Given exercise> Write out the listing below without alteration, omitting its pictures.

--------------------------------------------------

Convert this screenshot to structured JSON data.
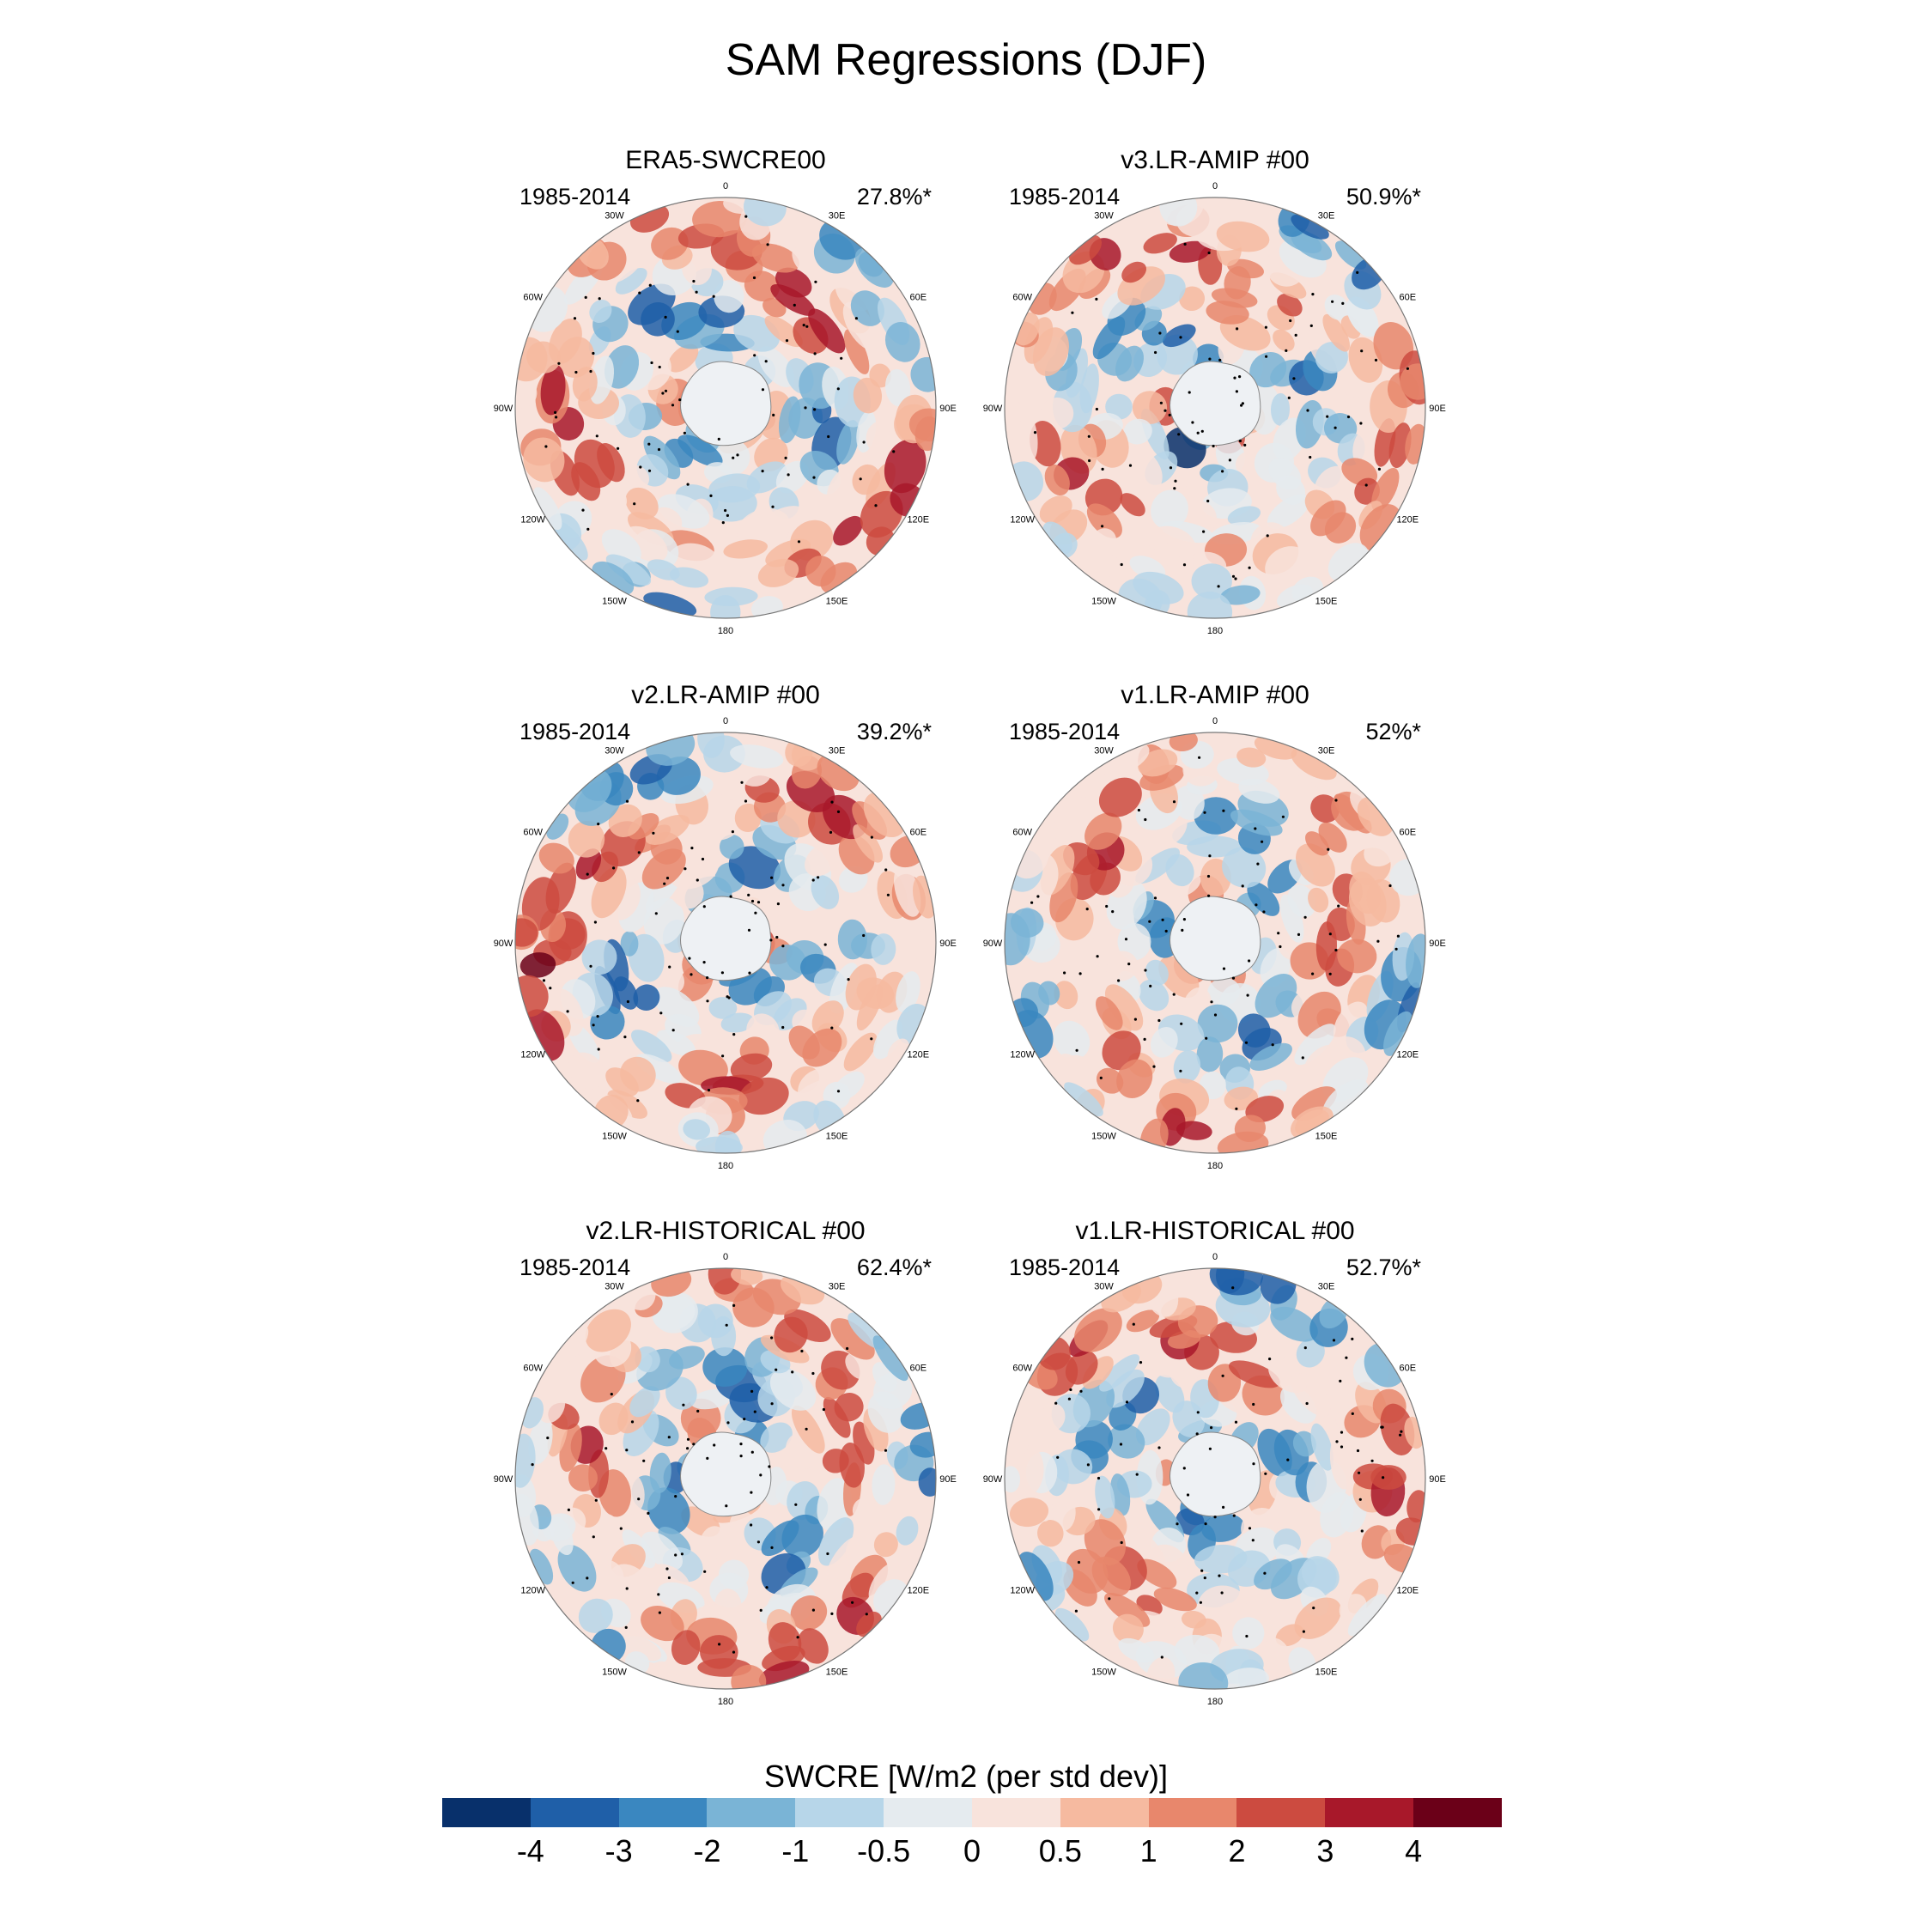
{
  "title": "SAM Regressions (DJF)",
  "longitude_labels": {
    "0": "0",
    "30E": "30E",
    "60E": "60E",
    "90E": "90E",
    "120E": "120E",
    "150E": "150E",
    "180": "180",
    "150W": "150W",
    "120W": "120W",
    "90W": "90W",
    "60W": "60W",
    "30W": "30W"
  },
  "panels": [
    {
      "id": "era5",
      "title": "ERA5-SWCRE00",
      "years": "1985-2014",
      "percent": "27.8%*"
    },
    {
      "id": "v3-amip",
      "title": "v3.LR-AMIP  #00",
      "years": "1985-2014",
      "percent": "50.9%*"
    },
    {
      "id": "v2-amip",
      "title": "v2.LR-AMIP  #00",
      "years": "1985-2014",
      "percent": "39.2%*"
    },
    {
      "id": "v1-amip",
      "title": "v1.LR-AMIP  #00",
      "years": "1985-2014",
      "percent": "52%*"
    },
    {
      "id": "v2-hist",
      "title": "v2.LR-HISTORICAL  #00",
      "years": "1985-2014",
      "percent": "62.4%*"
    },
    {
      "id": "v1-hist",
      "title": "v1.LR-HISTORICAL  #00",
      "years": "1985-2014",
      "percent": "52.7%*"
    }
  ],
  "colorbar": {
    "title": "SWCRE [W/m2 (per std dev)]",
    "labels": [
      "-4",
      "-3",
      "-2",
      "-1",
      "-0.5",
      "0",
      "0.5",
      "1",
      "2",
      "3",
      "4"
    ],
    "colors": [
      "#08306b",
      "#1f5fa8",
      "#3a87c0",
      "#7ab4d6",
      "#b7d6e9",
      "#e5ebef",
      "#f8e3dc",
      "#f6baa0",
      "#e8876c",
      "#cc4b40",
      "#a8182a",
      "#6b0018"
    ]
  }
}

--------------------------------------------------

Answer for the task>
Convert this screenshot to structured JSON data.
{
  "title": "SAM Regressions (DJF)",
  "longitude_labels": {
    "0": "0",
    "30E": "30E",
    "60E": "60E",
    "90E": "90E",
    "120E": "120E",
    "150E": "150E",
    "180": "180",
    "150W": "150W",
    "120W": "120W",
    "90W": "90W",
    "60W": "60W",
    "30W": "30W"
  },
  "panels": [
    {
      "id": "era5",
      "title": "ERA5-SWCRE00",
      "years": "1985-2014",
      "percent": "27.8%*"
    },
    {
      "id": "v3-amip",
      "title": "v3.LR-AMIP  #00",
      "years": "1985-2014",
      "percent": "50.9%*"
    },
    {
      "id": "v2-amip",
      "title": "v2.LR-AMIP  #00",
      "years": "1985-2014",
      "percent": "39.2%*"
    },
    {
      "id": "v1-amip",
      "title": "v1.LR-AMIP  #00",
      "years": "1985-2014",
      "percent": "52%*"
    },
    {
      "id": "v2-hist",
      "title": "v2.LR-HISTORICAL  #00",
      "years": "1985-2014",
      "percent": "62.4%*"
    },
    {
      "id": "v1-hist",
      "title": "v1.LR-HISTORICAL  #00",
      "years": "1985-2014",
      "percent": "52.7%*"
    }
  ],
  "colorbar": {
    "title": "SWCRE [W/m2 (per std dev)]",
    "labels": [
      "-4",
      "-3",
      "-2",
      "-1",
      "-0.5",
      "0",
      "0.5",
      "1",
      "2",
      "3",
      "4"
    ],
    "colors": [
      "#08306b",
      "#1f5fa8",
      "#3a87c0",
      "#7ab4d6",
      "#b7d6e9",
      "#e5ebef",
      "#f8e3dc",
      "#f6baa0",
      "#e8876c",
      "#cc4b40",
      "#a8182a",
      "#6b0018"
    ]
  }
}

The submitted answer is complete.